## Data shown

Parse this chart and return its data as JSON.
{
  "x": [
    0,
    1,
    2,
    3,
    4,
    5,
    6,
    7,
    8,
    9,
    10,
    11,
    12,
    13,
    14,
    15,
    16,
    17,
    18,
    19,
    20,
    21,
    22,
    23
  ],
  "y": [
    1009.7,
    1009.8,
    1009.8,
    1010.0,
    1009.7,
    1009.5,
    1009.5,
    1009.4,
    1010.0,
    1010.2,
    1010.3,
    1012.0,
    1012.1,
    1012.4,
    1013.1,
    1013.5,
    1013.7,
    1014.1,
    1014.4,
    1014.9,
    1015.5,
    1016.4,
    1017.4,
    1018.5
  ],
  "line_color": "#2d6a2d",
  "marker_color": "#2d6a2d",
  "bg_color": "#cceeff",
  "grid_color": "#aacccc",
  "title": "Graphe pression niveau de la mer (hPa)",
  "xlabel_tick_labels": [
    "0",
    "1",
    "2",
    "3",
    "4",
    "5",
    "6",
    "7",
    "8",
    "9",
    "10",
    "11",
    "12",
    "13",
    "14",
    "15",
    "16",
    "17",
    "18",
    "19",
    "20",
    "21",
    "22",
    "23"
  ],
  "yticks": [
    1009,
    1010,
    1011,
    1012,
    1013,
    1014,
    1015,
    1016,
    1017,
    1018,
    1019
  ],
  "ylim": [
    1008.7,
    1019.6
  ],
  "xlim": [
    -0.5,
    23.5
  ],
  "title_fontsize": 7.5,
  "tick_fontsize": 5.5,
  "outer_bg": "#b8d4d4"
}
* * *
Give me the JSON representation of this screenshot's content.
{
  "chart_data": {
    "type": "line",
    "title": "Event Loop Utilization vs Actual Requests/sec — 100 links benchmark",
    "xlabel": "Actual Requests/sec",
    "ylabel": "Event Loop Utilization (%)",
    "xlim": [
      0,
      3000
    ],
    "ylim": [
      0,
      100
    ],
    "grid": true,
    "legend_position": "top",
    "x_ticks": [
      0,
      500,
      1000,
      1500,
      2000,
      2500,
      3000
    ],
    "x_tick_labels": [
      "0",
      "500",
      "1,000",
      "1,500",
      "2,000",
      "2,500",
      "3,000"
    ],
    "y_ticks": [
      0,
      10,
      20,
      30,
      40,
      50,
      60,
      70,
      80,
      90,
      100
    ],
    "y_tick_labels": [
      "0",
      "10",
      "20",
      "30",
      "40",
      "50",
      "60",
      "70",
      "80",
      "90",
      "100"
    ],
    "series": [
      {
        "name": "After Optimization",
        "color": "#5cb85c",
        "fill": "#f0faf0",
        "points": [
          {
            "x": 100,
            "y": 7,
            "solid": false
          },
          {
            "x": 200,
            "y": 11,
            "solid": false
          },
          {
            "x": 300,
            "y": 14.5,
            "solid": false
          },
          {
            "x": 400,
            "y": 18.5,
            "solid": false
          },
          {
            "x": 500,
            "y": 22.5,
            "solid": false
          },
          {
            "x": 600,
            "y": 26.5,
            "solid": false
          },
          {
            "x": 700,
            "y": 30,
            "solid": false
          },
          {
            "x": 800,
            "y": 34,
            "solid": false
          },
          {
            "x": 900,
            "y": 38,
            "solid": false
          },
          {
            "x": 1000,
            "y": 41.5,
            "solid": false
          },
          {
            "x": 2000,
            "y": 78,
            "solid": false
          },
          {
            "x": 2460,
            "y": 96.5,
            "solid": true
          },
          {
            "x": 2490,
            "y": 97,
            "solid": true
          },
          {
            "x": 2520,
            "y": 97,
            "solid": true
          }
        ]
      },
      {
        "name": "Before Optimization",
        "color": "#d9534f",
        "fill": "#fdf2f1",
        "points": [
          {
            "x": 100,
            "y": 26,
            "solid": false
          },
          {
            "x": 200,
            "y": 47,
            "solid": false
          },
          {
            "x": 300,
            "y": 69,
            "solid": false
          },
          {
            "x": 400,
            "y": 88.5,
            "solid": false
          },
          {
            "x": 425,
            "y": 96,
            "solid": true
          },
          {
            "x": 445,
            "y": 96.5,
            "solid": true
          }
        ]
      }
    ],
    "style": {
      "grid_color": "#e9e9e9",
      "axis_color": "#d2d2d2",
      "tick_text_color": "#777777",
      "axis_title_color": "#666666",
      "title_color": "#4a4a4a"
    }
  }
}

## Problem to work on
Go through the listing above and return every line where the word "name" occurs.

## Solution to the exercise
        "name": "After Optimization",
        "name": "Before Optimization",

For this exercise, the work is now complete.